* READING PASSAGE *

The combination of the minimum dataset method and similarity filtering results in a smaller and diverse dataset for training the power model 150. This reduces the training time and improves the model's generalization capability by preventing it from being biased toward highly similar data points.
The data within each cluster is more orthogonal, meaning that the data points within each cluster are more independent of each other. This can further improve the model's performance by reducing the correlation between the input features.
In operation 602, the data preprocess component 316 obtains all signals' arrays from the collected data. Each signal array represents the activity of a signal within the hardware design.
In operation 604, the data preprocess component 316 calculates the similarity between each pair of data points. For each pair of data points, the corresponding signal scalars are concatenated into 1D arrays. The similarity between the two 1D arrays is then calculated. The similarity measure can be based on various metrics, such as cosine similarity or Euclidean distance.
In operation 606, the data preprocess component 316 checks if the similarity between the two 1D arrays exceeds a predefined threshold. If the similarity is greater than the threshold, one of the two data points is randomly removed. As such, highly similar data points are filtered out, reducing redundancy in the training data.
In operation 608, the data preprocess component 316 obtains the filtered data without high similar data points. The filtered data is more diverse and contains less redundancy, which can improve the efficiency and effectiveness of the power model 150 training process.
Before similarity filtering, the power consumption patterns contain many flat regions, indicating highly similar data points. These flat regions can bias the power model's learning process, leading to overfitting and poor generalization.
After applying similarity filtering, the flat regions are reduced, resulting in more diverse and independent data points in the test dataset. This improves the power model's performance on unseen data, leading to better accuracy and robustness.
The similarity filtering process is quantified in the table below:
The table shows that with a similarity threshold of 0.99, the original number of SAIF (Switching Activity Interchange Format) files is reduced from 4597 to 617, significantly decreasing the training data size. The similarity filtering process takes only 4 minutes, demonstrating its efficiency.
By implementing similarity filtering, in certain scenarios, the training time for the power model is accelerated by 26.3 times. This substantial reduction in training time may be achieved without compromising the model's accuracy. In fact, removing highly similar data points enhances the power model's generalization, leading to better performance on both training and test datasets.
The similarity filtering process described in
The filtered data is more diverse and contains less redundancy, which prevents the power model from being biased toward repetitive data points. This enhances the model's ability to generalize to unseen data, improving its accuracy and robustness.
The similarity filtering process may be implemented in the data preprocess component 316 of the proposed power model framework 302. The similarity filtering process works in conjunction with other components, such as the data collection component 314 and the power model constructor components, to reduce the time required for data collection and model training.
The bottom-up method sequentially selects proxies and propagates the selections to the next level until the entire design is processed. The proxy layout 810 shows the initial stage of the bottom-up strategy. The design hierarchy is represented by nested rectangles, with the outermost rectangle corresponding to the top-level module. Each level in the hierarchy contains a group of signals, with deeper levels representing smaller modules with fewer signals.

* GIVEN TASK *
According to the similarity filtering text, why does operation 606 randomly remove one of two data points whose similarity exceeds the predefined threshold? Answer in one to three sentences.

[Box coordinate listings]
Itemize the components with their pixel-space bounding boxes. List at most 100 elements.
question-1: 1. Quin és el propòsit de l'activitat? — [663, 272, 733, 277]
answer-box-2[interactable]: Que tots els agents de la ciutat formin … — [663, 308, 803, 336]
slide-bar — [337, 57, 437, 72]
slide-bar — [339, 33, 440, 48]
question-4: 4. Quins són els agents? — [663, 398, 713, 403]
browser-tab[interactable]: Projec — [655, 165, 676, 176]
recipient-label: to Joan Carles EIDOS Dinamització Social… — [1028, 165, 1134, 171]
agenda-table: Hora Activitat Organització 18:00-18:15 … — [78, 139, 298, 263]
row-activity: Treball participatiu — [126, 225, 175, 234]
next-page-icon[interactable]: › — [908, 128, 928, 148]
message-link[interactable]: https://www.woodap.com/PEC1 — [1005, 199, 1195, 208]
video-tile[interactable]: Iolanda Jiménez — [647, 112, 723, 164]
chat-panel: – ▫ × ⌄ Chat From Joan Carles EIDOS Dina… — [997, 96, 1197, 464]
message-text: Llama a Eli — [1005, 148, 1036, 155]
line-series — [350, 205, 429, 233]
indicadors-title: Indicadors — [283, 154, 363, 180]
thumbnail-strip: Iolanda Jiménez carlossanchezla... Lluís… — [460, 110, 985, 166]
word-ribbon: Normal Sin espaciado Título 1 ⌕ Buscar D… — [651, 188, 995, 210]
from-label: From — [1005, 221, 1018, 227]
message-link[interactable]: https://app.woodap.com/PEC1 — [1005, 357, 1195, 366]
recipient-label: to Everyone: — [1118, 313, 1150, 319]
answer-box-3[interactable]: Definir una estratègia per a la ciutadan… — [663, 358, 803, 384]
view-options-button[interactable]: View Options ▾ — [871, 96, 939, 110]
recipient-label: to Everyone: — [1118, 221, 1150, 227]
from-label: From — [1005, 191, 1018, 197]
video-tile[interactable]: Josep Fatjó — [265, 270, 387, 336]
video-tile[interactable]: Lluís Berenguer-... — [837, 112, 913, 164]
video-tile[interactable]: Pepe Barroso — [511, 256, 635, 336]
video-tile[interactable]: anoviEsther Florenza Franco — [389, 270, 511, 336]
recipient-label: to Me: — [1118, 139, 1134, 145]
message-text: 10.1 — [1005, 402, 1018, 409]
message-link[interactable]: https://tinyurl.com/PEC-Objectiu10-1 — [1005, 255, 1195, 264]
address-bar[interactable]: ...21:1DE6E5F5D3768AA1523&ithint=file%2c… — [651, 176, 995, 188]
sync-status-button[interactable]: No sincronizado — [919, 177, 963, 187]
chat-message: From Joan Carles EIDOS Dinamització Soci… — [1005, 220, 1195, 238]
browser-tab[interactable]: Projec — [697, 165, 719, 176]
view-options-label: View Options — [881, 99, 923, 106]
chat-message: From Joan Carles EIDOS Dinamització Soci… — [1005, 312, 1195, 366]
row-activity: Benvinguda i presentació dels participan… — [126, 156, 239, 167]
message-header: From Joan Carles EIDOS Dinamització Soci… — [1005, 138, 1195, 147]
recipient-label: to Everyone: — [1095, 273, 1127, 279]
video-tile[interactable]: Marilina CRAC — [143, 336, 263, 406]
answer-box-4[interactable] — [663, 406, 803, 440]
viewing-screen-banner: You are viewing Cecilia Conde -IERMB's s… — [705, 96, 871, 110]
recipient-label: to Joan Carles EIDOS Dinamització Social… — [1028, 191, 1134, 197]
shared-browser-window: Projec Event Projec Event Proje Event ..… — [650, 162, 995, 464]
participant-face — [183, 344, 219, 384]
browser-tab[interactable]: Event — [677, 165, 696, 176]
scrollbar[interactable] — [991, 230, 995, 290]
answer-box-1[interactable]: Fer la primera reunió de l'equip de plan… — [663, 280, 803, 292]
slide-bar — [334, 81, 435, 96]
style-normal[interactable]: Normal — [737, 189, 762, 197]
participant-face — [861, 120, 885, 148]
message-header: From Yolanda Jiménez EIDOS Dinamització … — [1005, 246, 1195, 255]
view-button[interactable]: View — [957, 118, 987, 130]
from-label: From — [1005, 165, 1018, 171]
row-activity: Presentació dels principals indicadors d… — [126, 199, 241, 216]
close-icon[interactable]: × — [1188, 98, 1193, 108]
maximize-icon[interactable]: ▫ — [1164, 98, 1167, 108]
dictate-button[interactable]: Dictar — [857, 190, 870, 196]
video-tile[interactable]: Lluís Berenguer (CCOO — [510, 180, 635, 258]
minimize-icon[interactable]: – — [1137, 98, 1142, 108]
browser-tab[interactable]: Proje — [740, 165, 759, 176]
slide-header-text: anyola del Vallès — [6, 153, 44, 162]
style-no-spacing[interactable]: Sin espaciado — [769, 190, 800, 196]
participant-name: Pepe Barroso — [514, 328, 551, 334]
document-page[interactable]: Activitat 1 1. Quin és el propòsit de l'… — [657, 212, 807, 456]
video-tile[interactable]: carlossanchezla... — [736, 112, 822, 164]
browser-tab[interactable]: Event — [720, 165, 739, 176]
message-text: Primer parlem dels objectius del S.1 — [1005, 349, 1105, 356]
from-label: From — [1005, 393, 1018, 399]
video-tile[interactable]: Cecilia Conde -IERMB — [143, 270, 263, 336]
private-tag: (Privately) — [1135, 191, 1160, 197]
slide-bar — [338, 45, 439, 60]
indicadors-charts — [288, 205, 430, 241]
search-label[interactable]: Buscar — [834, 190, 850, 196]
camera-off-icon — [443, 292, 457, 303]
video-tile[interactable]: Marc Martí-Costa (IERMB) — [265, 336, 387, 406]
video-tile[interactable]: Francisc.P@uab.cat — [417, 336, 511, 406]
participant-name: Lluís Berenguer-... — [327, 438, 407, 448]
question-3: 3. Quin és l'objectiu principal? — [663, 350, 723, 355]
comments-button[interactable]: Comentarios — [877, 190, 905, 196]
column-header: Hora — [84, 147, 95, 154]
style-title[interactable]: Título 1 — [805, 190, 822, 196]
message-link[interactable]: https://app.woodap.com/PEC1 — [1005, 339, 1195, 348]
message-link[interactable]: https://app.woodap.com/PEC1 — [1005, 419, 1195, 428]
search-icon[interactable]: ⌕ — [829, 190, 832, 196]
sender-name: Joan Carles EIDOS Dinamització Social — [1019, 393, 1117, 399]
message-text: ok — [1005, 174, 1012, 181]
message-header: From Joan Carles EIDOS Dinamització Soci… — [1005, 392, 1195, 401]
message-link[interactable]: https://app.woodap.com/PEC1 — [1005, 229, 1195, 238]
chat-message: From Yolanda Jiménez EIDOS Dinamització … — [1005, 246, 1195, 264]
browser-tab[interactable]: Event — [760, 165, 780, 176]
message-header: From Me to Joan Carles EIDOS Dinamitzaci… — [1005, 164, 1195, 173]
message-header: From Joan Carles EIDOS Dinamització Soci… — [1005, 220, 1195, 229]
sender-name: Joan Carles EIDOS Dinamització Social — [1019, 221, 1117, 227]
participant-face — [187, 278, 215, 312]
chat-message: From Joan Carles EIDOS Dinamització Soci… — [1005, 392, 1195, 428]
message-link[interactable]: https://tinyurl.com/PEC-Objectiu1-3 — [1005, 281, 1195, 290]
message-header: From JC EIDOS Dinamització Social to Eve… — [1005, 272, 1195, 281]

* TASK RESPONSE *
Removing one point from each highly similar pair filters out redundancy in the training data. This leaves a smaller, more diverse dataset. That dataset keeps the power model from being biased toward repetitive data points, which improves its generalization and shortens training time.